■ Records for processing:
______________________________
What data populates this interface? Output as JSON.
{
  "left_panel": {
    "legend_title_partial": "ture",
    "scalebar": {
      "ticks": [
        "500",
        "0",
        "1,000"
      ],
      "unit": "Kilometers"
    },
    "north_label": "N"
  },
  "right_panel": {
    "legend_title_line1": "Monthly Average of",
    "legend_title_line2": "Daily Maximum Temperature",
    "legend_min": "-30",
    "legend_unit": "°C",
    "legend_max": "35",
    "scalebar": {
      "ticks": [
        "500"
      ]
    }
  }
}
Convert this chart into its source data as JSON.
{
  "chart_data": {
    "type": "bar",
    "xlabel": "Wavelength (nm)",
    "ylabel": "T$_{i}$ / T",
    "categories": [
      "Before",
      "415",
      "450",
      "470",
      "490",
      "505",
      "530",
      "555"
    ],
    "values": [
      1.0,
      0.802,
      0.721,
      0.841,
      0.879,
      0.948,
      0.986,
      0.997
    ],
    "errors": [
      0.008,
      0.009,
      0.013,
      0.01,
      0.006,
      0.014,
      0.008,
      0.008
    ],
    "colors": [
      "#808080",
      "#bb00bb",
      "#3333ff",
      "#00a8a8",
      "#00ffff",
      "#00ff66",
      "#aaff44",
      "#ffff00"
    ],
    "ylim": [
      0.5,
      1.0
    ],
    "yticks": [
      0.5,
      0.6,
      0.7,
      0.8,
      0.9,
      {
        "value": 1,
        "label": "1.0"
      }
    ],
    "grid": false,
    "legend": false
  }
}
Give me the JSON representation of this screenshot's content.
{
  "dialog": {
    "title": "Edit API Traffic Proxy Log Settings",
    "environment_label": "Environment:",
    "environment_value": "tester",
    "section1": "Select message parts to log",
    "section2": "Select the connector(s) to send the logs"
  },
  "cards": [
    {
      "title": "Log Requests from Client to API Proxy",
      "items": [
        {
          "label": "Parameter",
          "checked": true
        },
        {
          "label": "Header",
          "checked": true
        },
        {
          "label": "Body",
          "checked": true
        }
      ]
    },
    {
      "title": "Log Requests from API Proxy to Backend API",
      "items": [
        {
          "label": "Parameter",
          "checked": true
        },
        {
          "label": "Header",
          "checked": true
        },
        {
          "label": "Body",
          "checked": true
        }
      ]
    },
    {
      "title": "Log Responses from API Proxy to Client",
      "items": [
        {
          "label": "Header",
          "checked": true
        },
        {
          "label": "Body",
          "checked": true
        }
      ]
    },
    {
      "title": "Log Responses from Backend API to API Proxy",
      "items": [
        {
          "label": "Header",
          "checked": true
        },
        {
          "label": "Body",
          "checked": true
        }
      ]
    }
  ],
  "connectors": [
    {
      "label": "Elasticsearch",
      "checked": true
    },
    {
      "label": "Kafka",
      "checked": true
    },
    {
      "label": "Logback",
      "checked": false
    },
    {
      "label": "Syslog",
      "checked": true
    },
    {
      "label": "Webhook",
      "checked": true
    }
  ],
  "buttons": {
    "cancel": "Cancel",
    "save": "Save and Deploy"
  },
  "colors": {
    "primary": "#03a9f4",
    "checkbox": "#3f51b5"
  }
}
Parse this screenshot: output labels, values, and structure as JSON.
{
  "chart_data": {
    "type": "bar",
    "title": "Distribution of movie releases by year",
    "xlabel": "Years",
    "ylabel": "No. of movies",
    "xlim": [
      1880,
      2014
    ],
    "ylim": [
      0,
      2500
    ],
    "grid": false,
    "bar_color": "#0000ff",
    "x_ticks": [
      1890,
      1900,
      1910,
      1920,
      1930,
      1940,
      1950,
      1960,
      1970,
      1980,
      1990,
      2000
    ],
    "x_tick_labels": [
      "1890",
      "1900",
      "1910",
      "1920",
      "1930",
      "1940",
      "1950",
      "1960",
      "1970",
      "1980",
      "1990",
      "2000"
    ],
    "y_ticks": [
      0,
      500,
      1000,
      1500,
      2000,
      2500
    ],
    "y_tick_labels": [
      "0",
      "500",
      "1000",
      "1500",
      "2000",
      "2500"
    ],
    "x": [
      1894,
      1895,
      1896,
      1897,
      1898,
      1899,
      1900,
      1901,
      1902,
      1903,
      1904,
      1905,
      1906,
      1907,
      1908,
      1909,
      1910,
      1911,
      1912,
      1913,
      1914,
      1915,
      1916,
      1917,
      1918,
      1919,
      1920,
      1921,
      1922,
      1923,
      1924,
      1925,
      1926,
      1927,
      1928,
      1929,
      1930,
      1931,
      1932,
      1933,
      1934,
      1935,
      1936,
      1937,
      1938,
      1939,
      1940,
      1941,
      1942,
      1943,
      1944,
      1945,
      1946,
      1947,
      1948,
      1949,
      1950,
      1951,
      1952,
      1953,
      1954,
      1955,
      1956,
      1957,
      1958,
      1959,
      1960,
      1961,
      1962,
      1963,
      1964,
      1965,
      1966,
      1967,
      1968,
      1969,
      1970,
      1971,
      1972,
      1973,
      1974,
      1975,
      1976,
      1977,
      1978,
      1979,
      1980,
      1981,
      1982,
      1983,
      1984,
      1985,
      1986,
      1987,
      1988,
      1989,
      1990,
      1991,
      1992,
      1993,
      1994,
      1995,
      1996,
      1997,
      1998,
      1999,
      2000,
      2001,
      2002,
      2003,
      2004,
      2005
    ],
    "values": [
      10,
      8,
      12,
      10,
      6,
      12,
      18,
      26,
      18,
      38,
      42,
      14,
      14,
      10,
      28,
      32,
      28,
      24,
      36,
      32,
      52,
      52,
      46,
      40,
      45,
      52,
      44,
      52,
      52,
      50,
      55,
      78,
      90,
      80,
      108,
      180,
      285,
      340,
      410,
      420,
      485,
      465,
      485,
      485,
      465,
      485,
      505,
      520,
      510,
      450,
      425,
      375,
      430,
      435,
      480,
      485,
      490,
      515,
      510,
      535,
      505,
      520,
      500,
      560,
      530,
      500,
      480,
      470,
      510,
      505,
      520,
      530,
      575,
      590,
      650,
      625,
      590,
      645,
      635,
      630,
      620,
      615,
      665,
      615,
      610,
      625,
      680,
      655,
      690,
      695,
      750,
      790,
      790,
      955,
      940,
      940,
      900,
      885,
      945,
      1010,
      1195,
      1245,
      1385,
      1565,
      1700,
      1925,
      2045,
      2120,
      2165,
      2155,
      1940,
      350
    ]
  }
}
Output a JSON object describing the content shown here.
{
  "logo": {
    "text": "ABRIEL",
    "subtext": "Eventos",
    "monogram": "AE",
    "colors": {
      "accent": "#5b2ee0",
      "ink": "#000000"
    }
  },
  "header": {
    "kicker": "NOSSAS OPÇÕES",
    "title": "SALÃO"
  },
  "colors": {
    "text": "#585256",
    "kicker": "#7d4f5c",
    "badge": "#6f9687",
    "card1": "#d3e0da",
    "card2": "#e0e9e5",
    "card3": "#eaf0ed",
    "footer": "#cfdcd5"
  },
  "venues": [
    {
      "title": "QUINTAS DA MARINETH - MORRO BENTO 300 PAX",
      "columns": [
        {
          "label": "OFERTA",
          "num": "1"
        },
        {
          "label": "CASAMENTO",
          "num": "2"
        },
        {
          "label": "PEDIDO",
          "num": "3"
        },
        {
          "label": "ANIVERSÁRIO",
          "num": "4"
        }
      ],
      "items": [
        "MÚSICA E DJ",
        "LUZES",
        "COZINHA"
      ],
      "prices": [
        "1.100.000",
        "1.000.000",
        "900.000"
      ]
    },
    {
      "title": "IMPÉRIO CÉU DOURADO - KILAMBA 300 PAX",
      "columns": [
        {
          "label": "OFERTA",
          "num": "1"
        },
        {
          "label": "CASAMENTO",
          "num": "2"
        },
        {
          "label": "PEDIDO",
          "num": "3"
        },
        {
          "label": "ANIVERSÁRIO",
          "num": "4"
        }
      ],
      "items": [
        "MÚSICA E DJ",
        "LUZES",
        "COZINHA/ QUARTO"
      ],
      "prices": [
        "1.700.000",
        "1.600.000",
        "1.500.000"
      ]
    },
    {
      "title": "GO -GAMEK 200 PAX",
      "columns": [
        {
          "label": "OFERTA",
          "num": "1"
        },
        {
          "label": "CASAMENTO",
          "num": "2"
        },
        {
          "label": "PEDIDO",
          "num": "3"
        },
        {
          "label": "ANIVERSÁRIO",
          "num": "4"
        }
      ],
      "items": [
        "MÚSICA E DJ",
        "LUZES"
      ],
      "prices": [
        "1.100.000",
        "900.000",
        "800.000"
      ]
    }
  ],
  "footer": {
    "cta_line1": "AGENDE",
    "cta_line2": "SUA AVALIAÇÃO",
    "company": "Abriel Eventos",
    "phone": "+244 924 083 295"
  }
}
______________________________
Select all lines with the word "Client" from the entries above.

      "title": "Log Requests from Client to API Proxy",
      "title": "Log Responses from API Proxy to Client",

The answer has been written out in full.